Written task. Set each entry down verbatim, omitting images.

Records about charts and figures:
══════════
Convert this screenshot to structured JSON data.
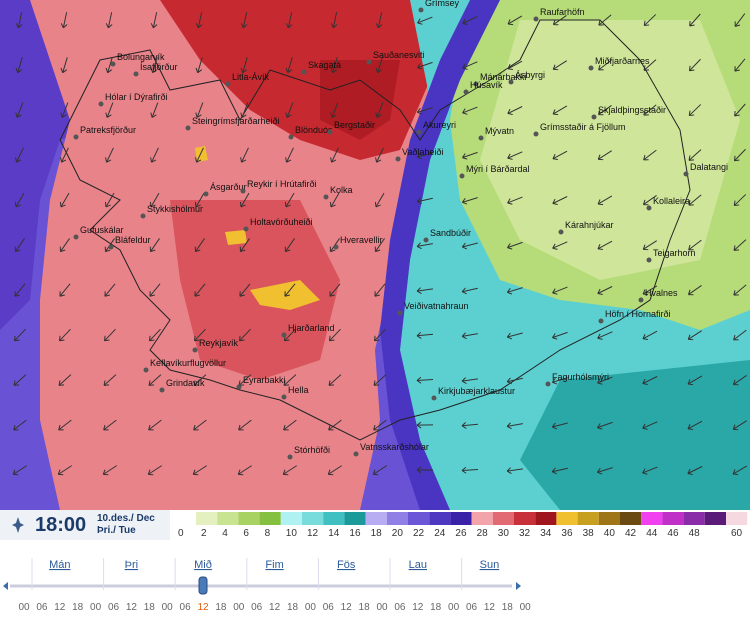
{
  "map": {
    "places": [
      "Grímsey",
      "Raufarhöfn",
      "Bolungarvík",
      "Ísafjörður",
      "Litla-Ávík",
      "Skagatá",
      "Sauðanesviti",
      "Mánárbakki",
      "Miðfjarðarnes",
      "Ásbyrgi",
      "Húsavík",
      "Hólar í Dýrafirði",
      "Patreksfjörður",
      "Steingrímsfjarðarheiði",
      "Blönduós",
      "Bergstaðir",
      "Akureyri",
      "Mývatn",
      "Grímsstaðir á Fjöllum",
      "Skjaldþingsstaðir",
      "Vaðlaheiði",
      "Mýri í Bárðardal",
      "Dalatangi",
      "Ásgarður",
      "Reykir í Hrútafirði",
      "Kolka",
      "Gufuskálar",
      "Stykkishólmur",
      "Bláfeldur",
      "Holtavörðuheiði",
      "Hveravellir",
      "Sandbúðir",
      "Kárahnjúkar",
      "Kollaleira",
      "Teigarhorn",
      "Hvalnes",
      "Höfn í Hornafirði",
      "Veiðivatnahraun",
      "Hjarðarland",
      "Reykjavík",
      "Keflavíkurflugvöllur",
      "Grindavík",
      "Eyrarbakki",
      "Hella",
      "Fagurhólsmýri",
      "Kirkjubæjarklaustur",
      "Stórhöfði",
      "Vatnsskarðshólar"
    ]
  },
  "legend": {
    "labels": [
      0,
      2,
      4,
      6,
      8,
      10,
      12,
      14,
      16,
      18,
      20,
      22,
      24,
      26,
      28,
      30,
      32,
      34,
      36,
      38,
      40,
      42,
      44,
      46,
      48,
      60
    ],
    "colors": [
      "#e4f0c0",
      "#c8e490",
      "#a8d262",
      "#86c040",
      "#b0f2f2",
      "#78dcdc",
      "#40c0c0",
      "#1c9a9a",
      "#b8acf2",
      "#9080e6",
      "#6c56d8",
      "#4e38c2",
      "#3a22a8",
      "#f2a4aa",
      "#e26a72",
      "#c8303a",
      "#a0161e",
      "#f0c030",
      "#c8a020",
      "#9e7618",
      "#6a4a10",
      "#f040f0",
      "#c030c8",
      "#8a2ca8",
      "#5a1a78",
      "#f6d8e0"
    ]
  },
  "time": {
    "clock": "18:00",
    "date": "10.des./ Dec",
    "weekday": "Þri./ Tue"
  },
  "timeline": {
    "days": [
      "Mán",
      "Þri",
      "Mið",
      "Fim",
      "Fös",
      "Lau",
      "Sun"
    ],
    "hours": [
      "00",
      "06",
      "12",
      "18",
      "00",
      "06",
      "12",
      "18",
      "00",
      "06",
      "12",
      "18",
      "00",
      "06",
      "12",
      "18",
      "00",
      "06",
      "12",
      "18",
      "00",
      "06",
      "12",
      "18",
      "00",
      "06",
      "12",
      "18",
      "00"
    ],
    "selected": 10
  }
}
══════════
Full answer.
Convert this screenshot to structured JSON data.
{
  "map": {
    "places": [
      "Grímsey",
      "Raufarhöfn",
      "Bolungarvík",
      "Ísafjörður",
      "Litla-Ávík",
      "Skagatá",
      "Sauðanesviti",
      "Mánárbakki",
      "Miðfjarðarnes",
      "Ásbyrgi",
      "Húsavík",
      "Hólar í Dýrafirði",
      "Patreksfjörður",
      "Steingrímsfjarðarheiði",
      "Blönduós",
      "Bergstaðir",
      "Akureyri",
      "Mývatn",
      "Grímsstaðir á Fjöllum",
      "Skjaldþingsstaðir",
      "Vaðlaheiði",
      "Mýri í Bárðardal",
      "Dalatangi",
      "Ásgarður",
      "Reykir í Hrútafirði",
      "Kolka",
      "Gufuskálar",
      "Stykkishólmur",
      "Bláfeldur",
      "Holtavörðuheiði",
      "Hveravellir",
      "Sandbúðir",
      "Kárahnjúkar",
      "Kollaleira",
      "Teigarhorn",
      "Hvalnes",
      "Höfn í Hornafirði",
      "Veiðivatnahraun",
      "Hjarðarland",
      "Reykjavík",
      "Keflavíkurflugvöllur",
      "Grindavík",
      "Eyrarbakki",
      "Hella",
      "Fagurhólsmýri",
      "Kirkjubæjarklaustur",
      "Stórhöfði",
      "Vatnsskarðshólar"
    ]
  },
  "legend": {
    "labels": [
      0,
      2,
      4,
      6,
      8,
      10,
      12,
      14,
      16,
      18,
      20,
      22,
      24,
      26,
      28,
      30,
      32,
      34,
      36,
      38,
      40,
      42,
      44,
      46,
      48,
      60
    ],
    "colors": [
      "#e4f0c0",
      "#c8e490",
      "#a8d262",
      "#86c040",
      "#b0f2f2",
      "#78dcdc",
      "#40c0c0",
      "#1c9a9a",
      "#b8acf2",
      "#9080e6",
      "#6c56d8",
      "#4e38c2",
      "#3a22a8",
      "#f2a4aa",
      "#e26a72",
      "#c8303a",
      "#a0161e",
      "#f0c030",
      "#c8a020",
      "#9e7618",
      "#6a4a10",
      "#f040f0",
      "#c030c8",
      "#8a2ca8",
      "#5a1a78",
      "#f6d8e0"
    ]
  },
  "time": {
    "clock": "18:00",
    "date": "10.des./ Dec",
    "weekday": "Þri./ Tue"
  },
  "timeline": {
    "days": [
      "Mán",
      "Þri",
      "Mið",
      "Fim",
      "Fös",
      "Lau",
      "Sun"
    ],
    "hours": [
      "00",
      "06",
      "12",
      "18",
      "00",
      "06",
      "12",
      "18",
      "00",
      "06",
      "12",
      "18",
      "00",
      "06",
      "12",
      "18",
      "00",
      "06",
      "12",
      "18",
      "00",
      "06",
      "12",
      "18",
      "00",
      "06",
      "12",
      "18",
      "00"
    ],
    "selected": 10
  }
}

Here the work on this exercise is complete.